## Written problem:
Quote the whole listing exactly. Leave the pictures out of your copy.

## Given records:

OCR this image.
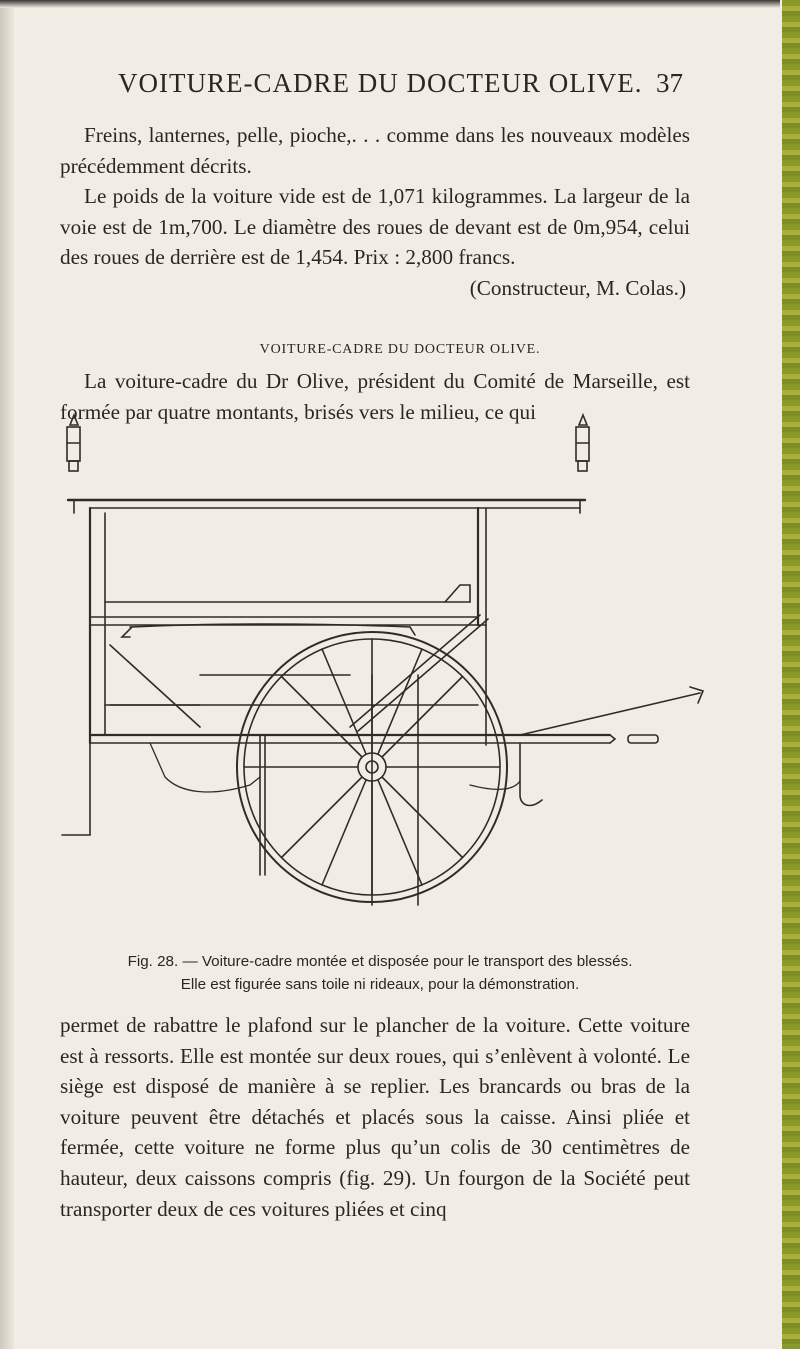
VOITURE-CADRE DU DOCTEUR OLIVE. 37

Freins, lanternes, pelle, pioche,. . . comme dans les nouveaux modèles précédemment décrits.

Le poids de la voiture vide est de 1,071 kilogrammes. La largeur de la voie est de 1m,700. Le diamètre des roues de devant est de 0m,954, celui des roues de derrière est de 1,454. Prix : 2,800 francs.

(Constructeur, M. Colas.)

VOITURE-CADRE DU DOCTEUR OLIVE.

La voiture-cadre du Dr Olive, président du Comité de Marseille, est formée par quatre montants, brisés vers le milieu, ce qui

Fig. 28. — Voiture-cadre montée et disposée pour le transport des blessés.

Elle est figurée sans toile ni rideaux, pour la démonstration.

permet de rabattre le plafond sur le plancher de la voiture. Cette voiture est à ressorts. Elle est montée sur deux roues, qui s’enlèvent à volonté. Le siège est disposé de manière à se replier. Les brancards ou bras de la voiture peuvent être détachés et placés sous la caisse. Ainsi pliée et fermée, cette voiture ne forme plus qu’un colis de 30 centimètres de hauteur, deux caissons compris (fig. 29). Un fourgon de la Société peut transporter deux de ces voitures pliées et cinq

## Solution to this exercise:
OCR this image.
VOITURE-CADRE DU DOCTEUR OLIVE. 37

Freins, lanternes, pelle, pioche,. . . comme dans les nouveaux modèles précédemment décrits.

Le poids de la voiture vide est de 1,071 kilogrammes. La largeur de la voie est de 1m,700. Le diamètre des roues de devant est de 0m,954, celui des roues de derrière est de 1,454. Prix : 2,800 francs.

(Constructeur, M. Colas.)

VOITURE-CADRE DU DOCTEUR OLIVE.

La voiture-cadre du Dr Olive, président du Comité de Marseille, est formée par quatre montants, brisés vers le milieu, ce qui

Fig. 28. — Voiture-cadre montée et disposée pour le transport des blessés.

Elle est figurée sans toile ni rideaux, pour la démonstration.

permet de rabattre le plafond sur le plancher de la voiture. Cette voiture est à ressorts. Elle est montée sur deux roues, qui s’enlèvent à volonté. Le siège est disposé de manière à se replier. Les brancards ou bras de la voiture peuvent être détachés et placés sous la caisse. Ainsi pliée et fermée, cette voiture ne forme plus qu’un colis de 30 centimètres de hauteur, deux caissons compris (fig. 29). Un fourgon de la Société peut transporter deux de ces voitures pliées et cinq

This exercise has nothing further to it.